▶ Stated task
Write out all of the data exactly as it appears.

▶ Records excerpted from a collection
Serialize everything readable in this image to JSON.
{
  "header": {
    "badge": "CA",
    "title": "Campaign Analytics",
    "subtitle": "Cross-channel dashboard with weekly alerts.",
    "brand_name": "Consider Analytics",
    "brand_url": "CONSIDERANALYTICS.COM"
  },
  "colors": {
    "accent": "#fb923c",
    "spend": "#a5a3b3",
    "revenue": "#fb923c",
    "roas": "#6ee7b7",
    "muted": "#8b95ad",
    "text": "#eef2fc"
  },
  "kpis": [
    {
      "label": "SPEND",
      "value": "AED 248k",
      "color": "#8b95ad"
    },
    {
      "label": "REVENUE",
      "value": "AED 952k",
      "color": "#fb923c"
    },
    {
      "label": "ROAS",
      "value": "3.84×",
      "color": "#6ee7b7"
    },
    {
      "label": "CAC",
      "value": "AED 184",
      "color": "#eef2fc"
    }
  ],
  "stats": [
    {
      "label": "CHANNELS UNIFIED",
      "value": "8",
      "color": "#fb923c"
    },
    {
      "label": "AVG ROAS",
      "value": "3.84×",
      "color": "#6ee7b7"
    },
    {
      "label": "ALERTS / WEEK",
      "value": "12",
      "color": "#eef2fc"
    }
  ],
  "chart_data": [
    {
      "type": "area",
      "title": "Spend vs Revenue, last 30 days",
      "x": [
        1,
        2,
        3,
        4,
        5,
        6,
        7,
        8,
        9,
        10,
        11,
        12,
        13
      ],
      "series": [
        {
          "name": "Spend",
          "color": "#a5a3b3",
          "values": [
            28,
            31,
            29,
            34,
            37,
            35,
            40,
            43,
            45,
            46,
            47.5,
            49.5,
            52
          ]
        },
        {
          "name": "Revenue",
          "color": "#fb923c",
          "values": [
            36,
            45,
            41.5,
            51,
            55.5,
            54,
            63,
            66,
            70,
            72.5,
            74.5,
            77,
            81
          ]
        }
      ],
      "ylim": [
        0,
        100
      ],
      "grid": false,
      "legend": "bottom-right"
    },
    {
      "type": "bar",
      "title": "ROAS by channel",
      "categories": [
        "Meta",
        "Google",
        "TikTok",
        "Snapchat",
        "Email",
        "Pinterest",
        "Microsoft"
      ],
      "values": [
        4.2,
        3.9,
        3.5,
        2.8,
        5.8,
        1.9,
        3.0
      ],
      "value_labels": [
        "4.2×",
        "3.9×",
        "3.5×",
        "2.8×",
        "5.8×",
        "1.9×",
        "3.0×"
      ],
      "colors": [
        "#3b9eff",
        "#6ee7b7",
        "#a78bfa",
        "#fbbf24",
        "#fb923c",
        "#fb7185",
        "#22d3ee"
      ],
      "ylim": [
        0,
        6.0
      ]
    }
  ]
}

▶ Answer for this exercise
Serialize everything readable in this image to JSON.
{
  "header": {
    "badge": "CA",
    "title": "Campaign Analytics",
    "subtitle": "Cross-channel dashboard with weekly alerts.",
    "brand_name": "Consider Analytics",
    "brand_url": "CONSIDERANALYTICS.COM"
  },
  "colors": {
    "accent": "#fb923c",
    "spend": "#a5a3b3",
    "revenue": "#fb923c",
    "roas": "#6ee7b7",
    "muted": "#8b95ad",
    "text": "#eef2fc"
  },
  "kpis": [
    {
      "label": "SPEND",
      "value": "AED 248k",
      "color": "#8b95ad"
    },
    {
      "label": "REVENUE",
      "value": "AED 952k",
      "color": "#fb923c"
    },
    {
      "label": "ROAS",
      "value": "3.84×",
      "color": "#6ee7b7"
    },
    {
      "label": "CAC",
      "value": "AED 184",
      "color": "#eef2fc"
    }
  ],
  "stats": [
    {
      "label": "CHANNELS UNIFIED",
      "value": "8",
      "color": "#fb923c"
    },
    {
      "label": "AVG ROAS",
      "value": "3.84×",
      "color": "#6ee7b7"
    },
    {
      "label": "ALERTS / WEEK",
      "value": "12",
      "color": "#eef2fc"
    }
  ],
  "chart_data": [
    {
      "type": "area",
      "title": "Spend vs Revenue, last 30 days",
      "x": [
        1,
        2,
        3,
        4,
        5,
        6,
        7,
        8,
        9,
        10,
        11,
        12,
        13
      ],
      "series": [
        {
          "name": "Spend",
          "color": "#a5a3b3",
          "values": [
            28,
            31,
            29,
            34,
            37,
            35,
            40,
            43,
            45,
            46,
            47.5,
            49.5,
            52
          ]
        },
        {
          "name": "Revenue",
          "color": "#fb923c",
          "values": [
            36,
            45,
            41.5,
            51,
            55.5,
            54,
            63,
            66,
            70,
            72.5,
            74.5,
            77,
            81
          ]
        }
      ],
      "ylim": [
        0,
        100
      ],
      "grid": false,
      "legend": "bottom-right"
    },
    {
      "type": "bar",
      "title": "ROAS by channel",
      "categories": [
        "Meta",
        "Google",
        "TikTok",
        "Snapchat",
        "Email",
        "Pinterest",
        "Microsoft"
      ],
      "values": [
        4.2,
        3.9,
        3.5,
        2.8,
        5.8,
        1.9,
        3.0
      ],
      "value_labels": [
        "4.2×",
        "3.9×",
        "3.5×",
        "2.8×",
        "5.8×",
        "1.9×",
        "3.0×"
      ],
      "colors": [
        "#3b9eff",
        "#6ee7b7",
        "#a78bfa",
        "#fbbf24",
        "#fb923c",
        "#fb7185",
        "#22d3ee"
      ],
      "ylim": [
        0,
        6.0
      ]
    }
  ]
}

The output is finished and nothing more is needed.